*Work to complete*.
Print the data exactly, leaving nothing out.

*Stored records*.

'''

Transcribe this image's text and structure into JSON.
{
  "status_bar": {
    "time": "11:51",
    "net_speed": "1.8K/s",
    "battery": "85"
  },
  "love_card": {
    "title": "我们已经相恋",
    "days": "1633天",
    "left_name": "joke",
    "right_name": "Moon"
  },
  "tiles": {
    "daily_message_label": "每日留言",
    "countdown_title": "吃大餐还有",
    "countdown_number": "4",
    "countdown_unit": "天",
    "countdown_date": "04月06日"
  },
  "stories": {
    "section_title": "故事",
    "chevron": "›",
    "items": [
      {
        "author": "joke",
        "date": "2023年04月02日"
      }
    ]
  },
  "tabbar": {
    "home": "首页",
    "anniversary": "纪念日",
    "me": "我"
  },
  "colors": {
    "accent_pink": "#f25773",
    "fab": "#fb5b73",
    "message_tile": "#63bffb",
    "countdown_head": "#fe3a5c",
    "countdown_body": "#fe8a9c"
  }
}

'''

*Result of the task*.
Transcribe this image's text and structure into JSON.
{
  "status_bar": {
    "time": "11:51",
    "net_speed": "1.8K/s",
    "battery": "85"
  },
  "love_card": {
    "title": "我们已经相恋",
    "days": "1633天",
    "left_name": "joke",
    "right_name": "Moon"
  },
  "tiles": {
    "daily_message_label": "每日留言",
    "countdown_title": "吃大餐还有",
    "countdown_number": "4",
    "countdown_unit": "天",
    "countdown_date": "04月06日"
  },
  "stories": {
    "section_title": "故事",
    "chevron": "›",
    "items": [
      {
        "author": "joke",
        "date": "2023年04月02日"
      }
    ]
  },
  "tabbar": {
    "home": "首页",
    "anniversary": "纪念日",
    "me": "我"
  },
  "colors": {
    "accent_pink": "#f25773",
    "fab": "#fb5b73",
    "message_tile": "#63bffb",
    "countdown_head": "#fe3a5c",
    "countdown_body": "#fe8a9c"
  }
}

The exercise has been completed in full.